Current guidelines recommend patients with overt ARVC to refrain from competitive sports (32,33). We recommend ARVC patients to restrict from competitive sports, while patients with less severe disease may continue recreational sports as part of a healthy life style. However, patients are instructed not to exercise at maximum capacity and to be aware of symptoms occurring during activity due to the risk of exercise-induced ventricular arrhythmias.

Currently, no restrictions apply for healthy ARVC mutation-positive relatives in American recommendations (34), while European sports recommendations warrant only recreational sports in these subjects (35). However, a recent report indicated that cardiac function was lower in ARVC mutation-positive relatives with a history of athletic activity (2). We inform ARVC relatives about the sparse guidelines for athletic activity, but that there is a possibility of accelerated and aggravated disease progression by high intensity and repeated athletic activity. The threshold for “safe” weekly activity is unknown and no threshold value may exist. These recommendations need to be balanced with quality-of-life considerations and should be evaluated on an individual basis.

Key points

  • There is an important link between exercise and outcomes in ARVC

  • Vigorous athletic activity is associated with earlier onset of disease and higher incidence of ventricular arrhythmias

  • We recommend ARVC patients to restrict from competitive sports, but patients with less severe disease and asymptomatic mutation-positive family members may continue recreational sports

Cardiomyopathy Clinics

Several arrhythmia syndromes and cardiomyopathies share common features in inheritance and workup, which has facilitated the concept of cardiomyopathy clinic, that is, clinics dedicated to evaluate and follow-up of patients with inherited cardiomyopathies and their relatives. The general management, including family screening and genetic counseling, is optimally organized in multidisciplinary teams including cardiologists, geneticists, pediatricians, pathologists, and specialized nurses. Furthermore, the presence of a multidisciplinary team for pregnancy and delivery is important. Optimal imaging services including high-standard echocardiographic facilities and CMR imaging services in addition to an invasive electrophysiological laboratory should be available. The cardiomyopathy clinic should have easy access to genetic testing and expert counseling. The clinic should ideally follow national or international guidelines for diagnostic workup of patients with suspected ARVC and their relatives. It is recommended that ARVC patients, and their first-degree relatives as well as patients with suspected of ARVC are followed at such centers. The follow-up of low-risk individuals may be organized to take place at smaller units in collaboration with the specialized cardiomyopathy clinic.
····················
> [QUESTIONS]
1. Decide whether each statement below agrees with the passage on ARVC, exercise, and cardiomyopathy clinics. Answer yes or no for each, and quote the words from the passage that settle it.
(a) American recommendations currently place no restrictions on healthy ARVC mutation-positive relatives.
(b) A threshold for safe weekly activity in ARVC relatives has been established.
(c) Low-risk individuals must be followed only at the specialized cardiomyopathy clinic.
2. Extend the passage on ARVC and cardiomyopathy clinics, starting right after its final sentence.

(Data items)
····················
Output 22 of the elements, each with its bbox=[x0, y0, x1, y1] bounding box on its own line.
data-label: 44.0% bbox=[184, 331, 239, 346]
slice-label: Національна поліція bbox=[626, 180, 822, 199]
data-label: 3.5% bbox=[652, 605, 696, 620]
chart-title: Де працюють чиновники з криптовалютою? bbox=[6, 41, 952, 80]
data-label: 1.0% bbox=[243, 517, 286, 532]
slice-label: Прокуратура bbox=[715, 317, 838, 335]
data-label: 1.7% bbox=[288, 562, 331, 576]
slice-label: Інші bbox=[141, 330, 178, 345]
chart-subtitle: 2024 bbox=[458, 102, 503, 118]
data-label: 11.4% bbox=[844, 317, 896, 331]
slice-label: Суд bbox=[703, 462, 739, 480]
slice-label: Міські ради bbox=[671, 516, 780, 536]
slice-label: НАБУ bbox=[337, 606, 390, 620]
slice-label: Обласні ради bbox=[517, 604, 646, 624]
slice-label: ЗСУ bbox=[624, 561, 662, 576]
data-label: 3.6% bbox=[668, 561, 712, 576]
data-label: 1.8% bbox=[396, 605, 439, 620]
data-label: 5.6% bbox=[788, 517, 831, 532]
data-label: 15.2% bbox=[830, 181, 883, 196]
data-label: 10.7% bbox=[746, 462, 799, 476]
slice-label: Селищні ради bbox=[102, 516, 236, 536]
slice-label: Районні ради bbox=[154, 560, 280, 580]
····················
> [EXERCISE ANSWERS]
1.
(a) Yes: "Currently, no restrictions apply for healthy ARVC mutation-positive relatives in American recommendations"
(b) No: "The threshold for “safe” weekly activity is unknown and no threshold value may exist."
(c) No: "The follow-up of low-risk individuals may be organized to take place at smaller units in collaboration with the specialized cardiomyopathy clinic."

2.
Key points

  • We recommend that all ARVC patients, their first-degree relatives and patients with suspected ARVC are followed at cardiomyopathy clinics

  • The clinic is optimally organized in multidisciplinary teams including cardiologists, geneticists, pediatricians, pathologists, and specialized nurses, and should have easy access to genetic testing

  • Imaging facilities include echocardiography and CMR

Funding

This work was supported by the Norwegian Research Council, the South-Eastern Norway Regional Health Authority, the Swedish Heart-Lung Foundation, and Medtronic by unrestricted grants.

Declaration of interest: KHH: lecture-fees from Sanofi; JHS: research grants and speaker fees from Medtronic and Biotronik; HB: lecture-fees for MSD, AstraZeneca, Sanofi, Shire, and Novartis; HKJ: lecture-fees from MSD, Pfizer, BMS, SanofiAventis, Amgen, BiosenseWebster, and SJM; PP: consulting fees from Medtronic and Sanofi.